** Begin SUPPLIED DATA **

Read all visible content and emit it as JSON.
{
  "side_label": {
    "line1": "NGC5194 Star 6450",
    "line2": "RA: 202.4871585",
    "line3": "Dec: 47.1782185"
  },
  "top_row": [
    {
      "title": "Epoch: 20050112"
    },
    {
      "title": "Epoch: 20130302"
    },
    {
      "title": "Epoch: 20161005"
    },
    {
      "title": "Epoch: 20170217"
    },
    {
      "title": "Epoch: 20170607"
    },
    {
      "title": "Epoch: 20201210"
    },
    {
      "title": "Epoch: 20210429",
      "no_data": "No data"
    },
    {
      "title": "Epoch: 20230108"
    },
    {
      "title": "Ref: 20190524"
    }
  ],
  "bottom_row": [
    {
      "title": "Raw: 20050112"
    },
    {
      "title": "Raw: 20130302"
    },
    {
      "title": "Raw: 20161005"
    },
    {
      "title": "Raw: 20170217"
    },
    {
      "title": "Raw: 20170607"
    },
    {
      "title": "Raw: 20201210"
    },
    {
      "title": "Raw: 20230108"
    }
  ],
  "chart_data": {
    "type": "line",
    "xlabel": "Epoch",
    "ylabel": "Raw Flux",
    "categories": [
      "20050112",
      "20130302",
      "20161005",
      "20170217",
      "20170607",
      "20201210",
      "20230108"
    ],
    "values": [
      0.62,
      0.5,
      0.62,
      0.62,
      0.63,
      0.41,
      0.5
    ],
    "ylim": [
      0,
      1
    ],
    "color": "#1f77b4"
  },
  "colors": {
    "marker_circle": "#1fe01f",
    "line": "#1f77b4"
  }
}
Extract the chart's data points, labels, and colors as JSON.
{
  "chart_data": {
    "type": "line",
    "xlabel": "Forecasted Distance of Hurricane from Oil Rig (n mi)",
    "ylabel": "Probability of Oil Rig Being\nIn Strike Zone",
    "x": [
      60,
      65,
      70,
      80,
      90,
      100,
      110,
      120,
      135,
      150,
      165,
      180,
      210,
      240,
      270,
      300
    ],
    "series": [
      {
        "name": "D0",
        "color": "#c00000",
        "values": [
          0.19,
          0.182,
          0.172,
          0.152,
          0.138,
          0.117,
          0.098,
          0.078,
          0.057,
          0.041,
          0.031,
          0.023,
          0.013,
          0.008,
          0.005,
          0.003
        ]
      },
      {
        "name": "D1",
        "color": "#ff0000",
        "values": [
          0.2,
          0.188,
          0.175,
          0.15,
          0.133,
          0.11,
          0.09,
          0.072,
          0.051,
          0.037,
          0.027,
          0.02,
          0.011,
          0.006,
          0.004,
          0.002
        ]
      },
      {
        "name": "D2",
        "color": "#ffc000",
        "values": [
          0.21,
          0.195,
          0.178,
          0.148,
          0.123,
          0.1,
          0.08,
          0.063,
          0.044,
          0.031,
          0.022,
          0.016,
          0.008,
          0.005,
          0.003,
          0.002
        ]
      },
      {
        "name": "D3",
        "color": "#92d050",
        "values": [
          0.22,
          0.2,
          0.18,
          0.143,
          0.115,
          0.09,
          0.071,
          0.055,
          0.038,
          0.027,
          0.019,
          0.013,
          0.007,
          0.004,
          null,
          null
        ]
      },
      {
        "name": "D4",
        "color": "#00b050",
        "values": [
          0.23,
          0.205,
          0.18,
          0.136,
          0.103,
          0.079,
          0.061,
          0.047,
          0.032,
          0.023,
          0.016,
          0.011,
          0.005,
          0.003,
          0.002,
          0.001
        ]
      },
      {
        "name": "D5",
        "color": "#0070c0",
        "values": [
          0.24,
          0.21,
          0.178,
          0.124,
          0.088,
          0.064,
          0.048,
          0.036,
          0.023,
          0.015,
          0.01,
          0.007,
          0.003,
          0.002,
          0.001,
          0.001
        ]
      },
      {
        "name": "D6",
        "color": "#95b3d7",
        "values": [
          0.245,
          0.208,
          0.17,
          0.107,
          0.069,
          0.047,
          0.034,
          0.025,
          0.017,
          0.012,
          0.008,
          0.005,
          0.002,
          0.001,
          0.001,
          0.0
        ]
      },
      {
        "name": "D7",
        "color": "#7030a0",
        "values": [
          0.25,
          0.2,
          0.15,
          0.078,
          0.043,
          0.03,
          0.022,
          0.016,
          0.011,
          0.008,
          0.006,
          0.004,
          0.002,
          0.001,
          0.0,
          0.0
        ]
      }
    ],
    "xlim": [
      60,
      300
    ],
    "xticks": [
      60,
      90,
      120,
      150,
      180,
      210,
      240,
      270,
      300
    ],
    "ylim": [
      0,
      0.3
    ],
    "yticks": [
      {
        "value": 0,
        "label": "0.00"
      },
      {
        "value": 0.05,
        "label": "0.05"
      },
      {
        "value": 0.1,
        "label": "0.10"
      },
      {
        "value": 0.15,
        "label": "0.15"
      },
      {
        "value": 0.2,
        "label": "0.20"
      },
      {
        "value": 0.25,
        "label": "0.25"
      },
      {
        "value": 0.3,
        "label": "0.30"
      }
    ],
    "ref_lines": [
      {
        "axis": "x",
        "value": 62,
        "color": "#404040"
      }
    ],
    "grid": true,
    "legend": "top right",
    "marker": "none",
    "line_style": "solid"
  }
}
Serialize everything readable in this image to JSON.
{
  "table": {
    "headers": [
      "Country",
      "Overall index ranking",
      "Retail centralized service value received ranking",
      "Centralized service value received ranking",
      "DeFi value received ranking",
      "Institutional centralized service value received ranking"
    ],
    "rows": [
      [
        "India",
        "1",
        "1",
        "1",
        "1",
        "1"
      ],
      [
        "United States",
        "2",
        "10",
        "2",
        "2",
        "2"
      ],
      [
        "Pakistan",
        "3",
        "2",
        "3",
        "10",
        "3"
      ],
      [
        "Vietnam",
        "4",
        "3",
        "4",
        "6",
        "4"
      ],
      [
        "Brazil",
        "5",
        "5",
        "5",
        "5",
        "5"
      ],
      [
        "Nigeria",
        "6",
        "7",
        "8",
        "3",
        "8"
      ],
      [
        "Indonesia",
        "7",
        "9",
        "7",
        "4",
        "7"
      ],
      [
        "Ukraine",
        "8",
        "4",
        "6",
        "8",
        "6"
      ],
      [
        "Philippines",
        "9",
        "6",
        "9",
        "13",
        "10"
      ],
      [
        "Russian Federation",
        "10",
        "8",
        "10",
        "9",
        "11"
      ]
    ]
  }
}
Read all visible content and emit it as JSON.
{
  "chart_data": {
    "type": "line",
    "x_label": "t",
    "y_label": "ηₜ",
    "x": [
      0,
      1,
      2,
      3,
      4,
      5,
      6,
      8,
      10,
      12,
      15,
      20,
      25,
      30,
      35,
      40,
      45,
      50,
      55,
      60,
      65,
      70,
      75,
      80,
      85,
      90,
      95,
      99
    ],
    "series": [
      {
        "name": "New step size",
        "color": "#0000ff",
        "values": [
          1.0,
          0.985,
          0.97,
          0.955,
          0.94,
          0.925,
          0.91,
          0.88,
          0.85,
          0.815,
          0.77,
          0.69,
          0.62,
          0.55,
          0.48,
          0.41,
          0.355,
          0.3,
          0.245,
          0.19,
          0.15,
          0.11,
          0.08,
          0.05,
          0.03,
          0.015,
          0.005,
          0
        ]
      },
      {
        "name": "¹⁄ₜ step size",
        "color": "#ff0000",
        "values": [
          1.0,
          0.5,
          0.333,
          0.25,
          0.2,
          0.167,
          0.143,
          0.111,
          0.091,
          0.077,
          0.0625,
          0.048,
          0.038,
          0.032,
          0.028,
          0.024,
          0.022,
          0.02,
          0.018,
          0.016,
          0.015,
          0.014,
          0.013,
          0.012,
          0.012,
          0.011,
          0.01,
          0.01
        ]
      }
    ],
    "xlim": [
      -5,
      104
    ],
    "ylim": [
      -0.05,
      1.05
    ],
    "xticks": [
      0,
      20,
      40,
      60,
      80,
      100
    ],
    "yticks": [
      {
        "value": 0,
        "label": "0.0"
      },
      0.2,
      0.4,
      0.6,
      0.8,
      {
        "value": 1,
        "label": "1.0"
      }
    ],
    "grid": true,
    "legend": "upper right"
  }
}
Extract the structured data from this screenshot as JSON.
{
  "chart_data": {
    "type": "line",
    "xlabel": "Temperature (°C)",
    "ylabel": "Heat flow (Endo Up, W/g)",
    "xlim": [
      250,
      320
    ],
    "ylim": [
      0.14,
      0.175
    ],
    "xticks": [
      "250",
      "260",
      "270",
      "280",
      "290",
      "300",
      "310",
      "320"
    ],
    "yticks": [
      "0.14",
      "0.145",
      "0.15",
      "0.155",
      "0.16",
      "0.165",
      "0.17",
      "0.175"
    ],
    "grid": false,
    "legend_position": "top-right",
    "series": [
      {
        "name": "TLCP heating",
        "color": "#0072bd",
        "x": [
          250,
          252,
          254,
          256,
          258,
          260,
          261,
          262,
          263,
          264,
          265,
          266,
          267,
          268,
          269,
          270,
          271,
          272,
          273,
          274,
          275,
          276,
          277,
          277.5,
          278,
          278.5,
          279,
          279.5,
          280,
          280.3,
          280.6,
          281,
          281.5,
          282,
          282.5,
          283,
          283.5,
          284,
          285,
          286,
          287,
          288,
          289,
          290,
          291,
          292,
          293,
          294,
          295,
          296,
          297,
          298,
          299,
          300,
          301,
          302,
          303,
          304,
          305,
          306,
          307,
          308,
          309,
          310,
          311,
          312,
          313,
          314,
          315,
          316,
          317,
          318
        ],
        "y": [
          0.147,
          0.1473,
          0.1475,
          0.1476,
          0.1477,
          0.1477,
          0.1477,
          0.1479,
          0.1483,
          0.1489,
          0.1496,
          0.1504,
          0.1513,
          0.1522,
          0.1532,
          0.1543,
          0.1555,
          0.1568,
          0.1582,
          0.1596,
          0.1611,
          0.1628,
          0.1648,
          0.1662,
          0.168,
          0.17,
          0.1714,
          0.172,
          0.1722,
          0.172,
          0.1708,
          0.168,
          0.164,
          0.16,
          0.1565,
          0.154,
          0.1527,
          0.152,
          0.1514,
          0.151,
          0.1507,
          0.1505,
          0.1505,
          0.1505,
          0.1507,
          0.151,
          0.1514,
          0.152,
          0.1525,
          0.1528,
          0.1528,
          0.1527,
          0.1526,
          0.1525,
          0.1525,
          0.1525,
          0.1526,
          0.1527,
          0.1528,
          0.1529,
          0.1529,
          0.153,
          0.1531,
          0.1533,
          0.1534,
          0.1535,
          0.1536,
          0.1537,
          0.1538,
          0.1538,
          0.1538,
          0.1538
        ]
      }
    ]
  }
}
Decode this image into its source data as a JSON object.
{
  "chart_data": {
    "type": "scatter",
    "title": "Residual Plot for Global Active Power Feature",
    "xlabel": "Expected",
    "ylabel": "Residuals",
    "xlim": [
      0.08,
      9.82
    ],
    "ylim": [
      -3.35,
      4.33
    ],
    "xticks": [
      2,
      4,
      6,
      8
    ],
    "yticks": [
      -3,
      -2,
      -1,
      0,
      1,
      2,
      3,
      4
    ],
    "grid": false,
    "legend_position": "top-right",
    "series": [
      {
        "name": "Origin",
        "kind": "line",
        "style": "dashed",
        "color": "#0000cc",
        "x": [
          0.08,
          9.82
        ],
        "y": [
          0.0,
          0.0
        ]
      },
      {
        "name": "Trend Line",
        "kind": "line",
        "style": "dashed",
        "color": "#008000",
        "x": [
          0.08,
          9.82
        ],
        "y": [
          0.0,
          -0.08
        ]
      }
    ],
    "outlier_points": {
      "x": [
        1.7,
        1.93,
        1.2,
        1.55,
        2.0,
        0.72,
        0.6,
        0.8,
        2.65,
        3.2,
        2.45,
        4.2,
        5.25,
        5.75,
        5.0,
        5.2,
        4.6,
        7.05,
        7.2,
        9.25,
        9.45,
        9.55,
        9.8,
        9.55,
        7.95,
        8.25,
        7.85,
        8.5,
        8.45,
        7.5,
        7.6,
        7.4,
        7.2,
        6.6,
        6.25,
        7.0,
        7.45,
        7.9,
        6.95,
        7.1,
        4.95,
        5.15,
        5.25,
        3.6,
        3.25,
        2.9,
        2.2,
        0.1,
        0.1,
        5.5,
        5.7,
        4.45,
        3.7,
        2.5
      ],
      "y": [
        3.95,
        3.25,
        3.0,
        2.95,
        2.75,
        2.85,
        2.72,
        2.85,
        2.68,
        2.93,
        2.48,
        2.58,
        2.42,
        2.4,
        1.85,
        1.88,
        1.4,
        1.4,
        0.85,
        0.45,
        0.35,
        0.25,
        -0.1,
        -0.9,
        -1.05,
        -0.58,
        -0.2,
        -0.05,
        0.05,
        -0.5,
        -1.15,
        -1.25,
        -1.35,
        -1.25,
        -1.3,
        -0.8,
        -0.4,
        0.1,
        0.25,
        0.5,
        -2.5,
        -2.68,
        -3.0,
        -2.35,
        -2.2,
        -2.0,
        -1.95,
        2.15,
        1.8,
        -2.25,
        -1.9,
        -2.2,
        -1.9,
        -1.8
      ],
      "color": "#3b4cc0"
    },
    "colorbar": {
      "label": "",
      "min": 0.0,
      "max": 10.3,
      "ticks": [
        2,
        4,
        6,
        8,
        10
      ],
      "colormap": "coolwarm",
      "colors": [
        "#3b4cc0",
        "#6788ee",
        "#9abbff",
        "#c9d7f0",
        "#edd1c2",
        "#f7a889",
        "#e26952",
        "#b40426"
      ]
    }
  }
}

** End SUPPLIED DATA **

#### GIVEN PROBLEM:
Select all lines in the listing that include the word "service".

#### SOLUTION TO THE EXERCISE:
      "Retail centralized service value received ranking",
      "Centralized service value received ranking",
      "Institutional centralized service value received ranking"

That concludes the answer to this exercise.